**RECORDS TO USE**
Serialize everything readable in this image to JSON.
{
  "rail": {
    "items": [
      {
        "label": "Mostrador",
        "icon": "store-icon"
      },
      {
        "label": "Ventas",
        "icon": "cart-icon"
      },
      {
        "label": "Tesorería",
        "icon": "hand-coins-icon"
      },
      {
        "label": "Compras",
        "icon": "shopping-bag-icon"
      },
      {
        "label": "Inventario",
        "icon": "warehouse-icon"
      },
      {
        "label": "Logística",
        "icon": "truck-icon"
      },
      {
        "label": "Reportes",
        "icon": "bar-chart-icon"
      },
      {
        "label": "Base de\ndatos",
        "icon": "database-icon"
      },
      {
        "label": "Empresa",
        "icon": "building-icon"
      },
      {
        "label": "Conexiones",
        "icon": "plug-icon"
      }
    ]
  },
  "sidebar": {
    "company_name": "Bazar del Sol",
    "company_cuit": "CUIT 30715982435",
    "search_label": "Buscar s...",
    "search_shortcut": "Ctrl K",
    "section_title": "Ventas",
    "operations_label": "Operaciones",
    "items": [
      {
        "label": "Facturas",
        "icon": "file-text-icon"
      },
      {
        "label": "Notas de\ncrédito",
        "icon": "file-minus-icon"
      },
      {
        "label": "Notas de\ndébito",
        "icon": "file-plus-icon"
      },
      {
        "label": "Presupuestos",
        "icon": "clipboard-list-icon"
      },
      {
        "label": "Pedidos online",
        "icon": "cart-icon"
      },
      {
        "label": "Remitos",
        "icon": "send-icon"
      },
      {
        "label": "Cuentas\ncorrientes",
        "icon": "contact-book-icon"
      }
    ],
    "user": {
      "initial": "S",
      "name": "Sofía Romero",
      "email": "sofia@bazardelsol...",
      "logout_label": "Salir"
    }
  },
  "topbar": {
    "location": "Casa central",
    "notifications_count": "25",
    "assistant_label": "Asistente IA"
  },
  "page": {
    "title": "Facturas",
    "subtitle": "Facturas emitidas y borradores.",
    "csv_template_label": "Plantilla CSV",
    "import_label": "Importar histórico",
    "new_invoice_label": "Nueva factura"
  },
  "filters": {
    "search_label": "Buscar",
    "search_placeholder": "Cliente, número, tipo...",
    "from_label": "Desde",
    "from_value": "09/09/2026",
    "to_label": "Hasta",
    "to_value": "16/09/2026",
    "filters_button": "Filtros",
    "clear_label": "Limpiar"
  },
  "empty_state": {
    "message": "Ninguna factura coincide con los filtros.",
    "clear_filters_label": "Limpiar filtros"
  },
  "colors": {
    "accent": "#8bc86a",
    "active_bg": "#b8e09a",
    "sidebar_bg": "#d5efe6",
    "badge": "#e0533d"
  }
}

**OBJECTIVE**
Retype the material in full. Each word must match.

**THE COMPLETED TASK**
Serialize everything readable in this image to JSON.
{
  "rail": {
    "items": [
      {
        "label": "Mostrador",
        "icon": "store-icon"
      },
      {
        "label": "Ventas",
        "icon": "cart-icon"
      },
      {
        "label": "Tesorería",
        "icon": "hand-coins-icon"
      },
      {
        "label": "Compras",
        "icon": "shopping-bag-icon"
      },
      {
        "label": "Inventario",
        "icon": "warehouse-icon"
      },
      {
        "label": "Logística",
        "icon": "truck-icon"
      },
      {
        "label": "Reportes",
        "icon": "bar-chart-icon"
      },
      {
        "label": "Base de\ndatos",
        "icon": "database-icon"
      },
      {
        "label": "Empresa",
        "icon": "building-icon"
      },
      {
        "label": "Conexiones",
        "icon": "plug-icon"
      }
    ]
  },
  "sidebar": {
    "company_name": "Bazar del Sol",
    "company_cuit": "CUIT 30715982435",
    "search_label": "Buscar s...",
    "search_shortcut": "Ctrl K",
    "section_title": "Ventas",
    "operations_label": "Operaciones",
    "items": [
      {
        "label": "Facturas",
        "icon": "file-text-icon"
      },
      {
        "label": "Notas de\ncrédito",
        "icon": "file-minus-icon"
      },
      {
        "label": "Notas de\ndébito",
        "icon": "file-plus-icon"
      },
      {
        "label": "Presupuestos",
        "icon": "clipboard-list-icon"
      },
      {
        "label": "Pedidos online",
        "icon": "cart-icon"
      },
      {
        "label": "Remitos",
        "icon": "send-icon"
      },
      {
        "label": "Cuentas\ncorrientes",
        "icon": "contact-book-icon"
      }
    ],
    "user": {
      "initial": "S",
      "name": "Sofía Romero",
      "email": "sofia@bazardelsol...",
      "logout_label": "Salir"
    }
  },
  "topbar": {
    "location": "Casa central",
    "notifications_count": "25",
    "assistant_label": "Asistente IA"
  },
  "page": {
    "title": "Facturas",
    "subtitle": "Facturas emitidas y borradores.",
    "csv_template_label": "Plantilla CSV",
    "import_label": "Importar histórico",
    "new_invoice_label": "Nueva factura"
  },
  "filters": {
    "search_label": "Buscar",
    "search_placeholder": "Cliente, número, tipo...",
    "from_label": "Desde",
    "from_value": "09/09/2026",
    "to_label": "Hasta",
    "to_value": "16/09/2026",
    "filters_button": "Filtros",
    "clear_label": "Limpiar"
  },
  "empty_state": {
    "message": "Ninguna factura coincide con los filtros.",
    "clear_filters_label": "Limpiar filtros"
  },
  "colors": {
    "accent": "#8bc86a",
    "active_bg": "#b8e09a",
    "sidebar_bg": "#d5efe6",
    "badge": "#e0533d"
  }
}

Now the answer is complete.